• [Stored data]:
——
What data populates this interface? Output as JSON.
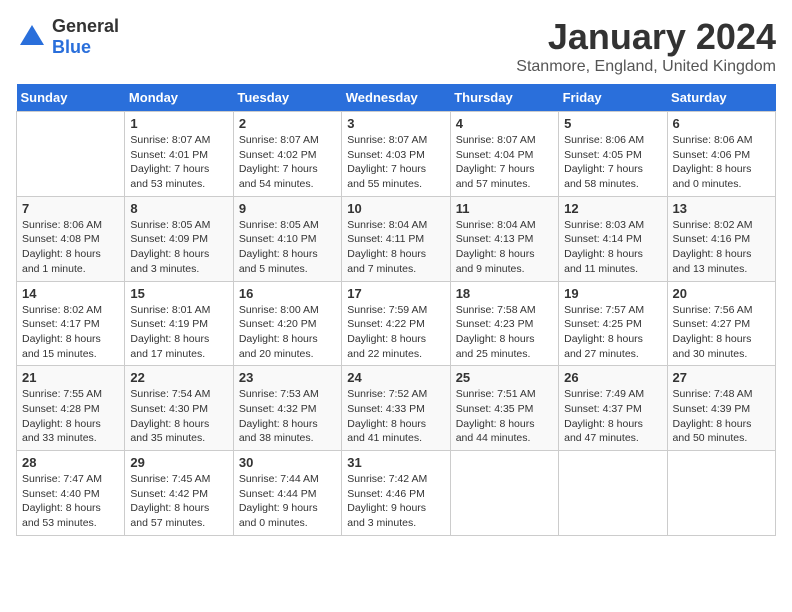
{
  "header": {
    "logo_general": "General",
    "logo_blue": "Blue",
    "month_title": "January 2024",
    "location": "Stanmore, England, United Kingdom"
  },
  "days_of_week": [
    "Sunday",
    "Monday",
    "Tuesday",
    "Wednesday",
    "Thursday",
    "Friday",
    "Saturday"
  ],
  "weeks": [
    [
      {
        "day": "",
        "info": ""
      },
      {
        "day": "1",
        "info": "Sunrise: 8:07 AM\nSunset: 4:01 PM\nDaylight: 7 hours\nand 53 minutes."
      },
      {
        "day": "2",
        "info": "Sunrise: 8:07 AM\nSunset: 4:02 PM\nDaylight: 7 hours\nand 54 minutes."
      },
      {
        "day": "3",
        "info": "Sunrise: 8:07 AM\nSunset: 4:03 PM\nDaylight: 7 hours\nand 55 minutes."
      },
      {
        "day": "4",
        "info": "Sunrise: 8:07 AM\nSunset: 4:04 PM\nDaylight: 7 hours\nand 57 minutes."
      },
      {
        "day": "5",
        "info": "Sunrise: 8:06 AM\nSunset: 4:05 PM\nDaylight: 7 hours\nand 58 minutes."
      },
      {
        "day": "6",
        "info": "Sunrise: 8:06 AM\nSunset: 4:06 PM\nDaylight: 8 hours\nand 0 minutes."
      }
    ],
    [
      {
        "day": "7",
        "info": "Sunrise: 8:06 AM\nSunset: 4:08 PM\nDaylight: 8 hours\nand 1 minute."
      },
      {
        "day": "8",
        "info": "Sunrise: 8:05 AM\nSunset: 4:09 PM\nDaylight: 8 hours\nand 3 minutes."
      },
      {
        "day": "9",
        "info": "Sunrise: 8:05 AM\nSunset: 4:10 PM\nDaylight: 8 hours\nand 5 minutes."
      },
      {
        "day": "10",
        "info": "Sunrise: 8:04 AM\nSunset: 4:11 PM\nDaylight: 8 hours\nand 7 minutes."
      },
      {
        "day": "11",
        "info": "Sunrise: 8:04 AM\nSunset: 4:13 PM\nDaylight: 8 hours\nand 9 minutes."
      },
      {
        "day": "12",
        "info": "Sunrise: 8:03 AM\nSunset: 4:14 PM\nDaylight: 8 hours\nand 11 minutes."
      },
      {
        "day": "13",
        "info": "Sunrise: 8:02 AM\nSunset: 4:16 PM\nDaylight: 8 hours\nand 13 minutes."
      }
    ],
    [
      {
        "day": "14",
        "info": "Sunrise: 8:02 AM\nSunset: 4:17 PM\nDaylight: 8 hours\nand 15 minutes."
      },
      {
        "day": "15",
        "info": "Sunrise: 8:01 AM\nSunset: 4:19 PM\nDaylight: 8 hours\nand 17 minutes."
      },
      {
        "day": "16",
        "info": "Sunrise: 8:00 AM\nSunset: 4:20 PM\nDaylight: 8 hours\nand 20 minutes."
      },
      {
        "day": "17",
        "info": "Sunrise: 7:59 AM\nSunset: 4:22 PM\nDaylight: 8 hours\nand 22 minutes."
      },
      {
        "day": "18",
        "info": "Sunrise: 7:58 AM\nSunset: 4:23 PM\nDaylight: 8 hours\nand 25 minutes."
      },
      {
        "day": "19",
        "info": "Sunrise: 7:57 AM\nSunset: 4:25 PM\nDaylight: 8 hours\nand 27 minutes."
      },
      {
        "day": "20",
        "info": "Sunrise: 7:56 AM\nSunset: 4:27 PM\nDaylight: 8 hours\nand 30 minutes."
      }
    ],
    [
      {
        "day": "21",
        "info": "Sunrise: 7:55 AM\nSunset: 4:28 PM\nDaylight: 8 hours\nand 33 minutes."
      },
      {
        "day": "22",
        "info": "Sunrise: 7:54 AM\nSunset: 4:30 PM\nDaylight: 8 hours\nand 35 minutes."
      },
      {
        "day": "23",
        "info": "Sunrise: 7:53 AM\nSunset: 4:32 PM\nDaylight: 8 hours\nand 38 minutes."
      },
      {
        "day": "24",
        "info": "Sunrise: 7:52 AM\nSunset: 4:33 PM\nDaylight: 8 hours\nand 41 minutes."
      },
      {
        "day": "25",
        "info": "Sunrise: 7:51 AM\nSunset: 4:35 PM\nDaylight: 8 hours\nand 44 minutes."
      },
      {
        "day": "26",
        "info": "Sunrise: 7:49 AM\nSunset: 4:37 PM\nDaylight: 8 hours\nand 47 minutes."
      },
      {
        "day": "27",
        "info": "Sunrise: 7:48 AM\nSunset: 4:39 PM\nDaylight: 8 hours\nand 50 minutes."
      }
    ],
    [
      {
        "day": "28",
        "info": "Sunrise: 7:47 AM\nSunset: 4:40 PM\nDaylight: 8 hours\nand 53 minutes."
      },
      {
        "day": "29",
        "info": "Sunrise: 7:45 AM\nSunset: 4:42 PM\nDaylight: 8 hours\nand 57 minutes."
      },
      {
        "day": "30",
        "info": "Sunrise: 7:44 AM\nSunset: 4:44 PM\nDaylight: 9 hours\nand 0 minutes."
      },
      {
        "day": "31",
        "info": "Sunrise: 7:42 AM\nSunset: 4:46 PM\nDaylight: 9 hours\nand 3 minutes."
      },
      {
        "day": "",
        "info": ""
      },
      {
        "day": "",
        "info": ""
      },
      {
        "day": "",
        "info": ""
      }
    ]
  ]
}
——
• [Instructions for the task]: Leave out the pictures and give the listing above again exactly.

• [Exercise answer]:
What data populates this interface? Output as JSON.
{
  "header": {
    "logo_general": "General",
    "logo_blue": "Blue",
    "month_title": "January 2024",
    "location": "Stanmore, England, United Kingdom"
  },
  "days_of_week": [
    "Sunday",
    "Monday",
    "Tuesday",
    "Wednesday",
    "Thursday",
    "Friday",
    "Saturday"
  ],
  "weeks": [
    [
      {
        "day": "",
        "info": ""
      },
      {
        "day": "1",
        "info": "Sunrise: 8:07 AM\nSunset: 4:01 PM\nDaylight: 7 hours\nand 53 minutes."
      },
      {
        "day": "2",
        "info": "Sunrise: 8:07 AM\nSunset: 4:02 PM\nDaylight: 7 hours\nand 54 minutes."
      },
      {
        "day": "3",
        "info": "Sunrise: 8:07 AM\nSunset: 4:03 PM\nDaylight: 7 hours\nand 55 minutes."
      },
      {
        "day": "4",
        "info": "Sunrise: 8:07 AM\nSunset: 4:04 PM\nDaylight: 7 hours\nand 57 minutes."
      },
      {
        "day": "5",
        "info": "Sunrise: 8:06 AM\nSunset: 4:05 PM\nDaylight: 7 hours\nand 58 minutes."
      },
      {
        "day": "6",
        "info": "Sunrise: 8:06 AM\nSunset: 4:06 PM\nDaylight: 8 hours\nand 0 minutes."
      }
    ],
    [
      {
        "day": "7",
        "info": "Sunrise: 8:06 AM\nSunset: 4:08 PM\nDaylight: 8 hours\nand 1 minute."
      },
      {
        "day": "8",
        "info": "Sunrise: 8:05 AM\nSunset: 4:09 PM\nDaylight: 8 hours\nand 3 minutes."
      },
      {
        "day": "9",
        "info": "Sunrise: 8:05 AM\nSunset: 4:10 PM\nDaylight: 8 hours\nand 5 minutes."
      },
      {
        "day": "10",
        "info": "Sunrise: 8:04 AM\nSunset: 4:11 PM\nDaylight: 8 hours\nand 7 minutes."
      },
      {
        "day": "11",
        "info": "Sunrise: 8:04 AM\nSunset: 4:13 PM\nDaylight: 8 hours\nand 9 minutes."
      },
      {
        "day": "12",
        "info": "Sunrise: 8:03 AM\nSunset: 4:14 PM\nDaylight: 8 hours\nand 11 minutes."
      },
      {
        "day": "13",
        "info": "Sunrise: 8:02 AM\nSunset: 4:16 PM\nDaylight: 8 hours\nand 13 minutes."
      }
    ],
    [
      {
        "day": "14",
        "info": "Sunrise: 8:02 AM\nSunset: 4:17 PM\nDaylight: 8 hours\nand 15 minutes."
      },
      {
        "day": "15",
        "info": "Sunrise: 8:01 AM\nSunset: 4:19 PM\nDaylight: 8 hours\nand 17 minutes."
      },
      {
        "day": "16",
        "info": "Sunrise: 8:00 AM\nSunset: 4:20 PM\nDaylight: 8 hours\nand 20 minutes."
      },
      {
        "day": "17",
        "info": "Sunrise: 7:59 AM\nSunset: 4:22 PM\nDaylight: 8 hours\nand 22 minutes."
      },
      {
        "day": "18",
        "info": "Sunrise: 7:58 AM\nSunset: 4:23 PM\nDaylight: 8 hours\nand 25 minutes."
      },
      {
        "day": "19",
        "info": "Sunrise: 7:57 AM\nSunset: 4:25 PM\nDaylight: 8 hours\nand 27 minutes."
      },
      {
        "day": "20",
        "info": "Sunrise: 7:56 AM\nSunset: 4:27 PM\nDaylight: 8 hours\nand 30 minutes."
      }
    ],
    [
      {
        "day": "21",
        "info": "Sunrise: 7:55 AM\nSunset: 4:28 PM\nDaylight: 8 hours\nand 33 minutes."
      },
      {
        "day": "22",
        "info": "Sunrise: 7:54 AM\nSunset: 4:30 PM\nDaylight: 8 hours\nand 35 minutes."
      },
      {
        "day": "23",
        "info": "Sunrise: 7:53 AM\nSunset: 4:32 PM\nDaylight: 8 hours\nand 38 minutes."
      },
      {
        "day": "24",
        "info": "Sunrise: 7:52 AM\nSunset: 4:33 PM\nDaylight: 8 hours\nand 41 minutes."
      },
      {
        "day": "25",
        "info": "Sunrise: 7:51 AM\nSunset: 4:35 PM\nDaylight: 8 hours\nand 44 minutes."
      },
      {
        "day": "26",
        "info": "Sunrise: 7:49 AM\nSunset: 4:37 PM\nDaylight: 8 hours\nand 47 minutes."
      },
      {
        "day": "27",
        "info": "Sunrise: 7:48 AM\nSunset: 4:39 PM\nDaylight: 8 hours\nand 50 minutes."
      }
    ],
    [
      {
        "day": "28",
        "info": "Sunrise: 7:47 AM\nSunset: 4:40 PM\nDaylight: 8 hours\nand 53 minutes."
      },
      {
        "day": "29",
        "info": "Sunrise: 7:45 AM\nSunset: 4:42 PM\nDaylight: 8 hours\nand 57 minutes."
      },
      {
        "day": "30",
        "info": "Sunrise: 7:44 AM\nSunset: 4:44 PM\nDaylight: 9 hours\nand 0 minutes."
      },
      {
        "day": "31",
        "info": "Sunrise: 7:42 AM\nSunset: 4:46 PM\nDaylight: 9 hours\nand 3 minutes."
      },
      {
        "day": "",
        "info": ""
      },
      {
        "day": "",
        "info": ""
      },
      {
        "day": "",
        "info": ""
      }
    ]
  ]
}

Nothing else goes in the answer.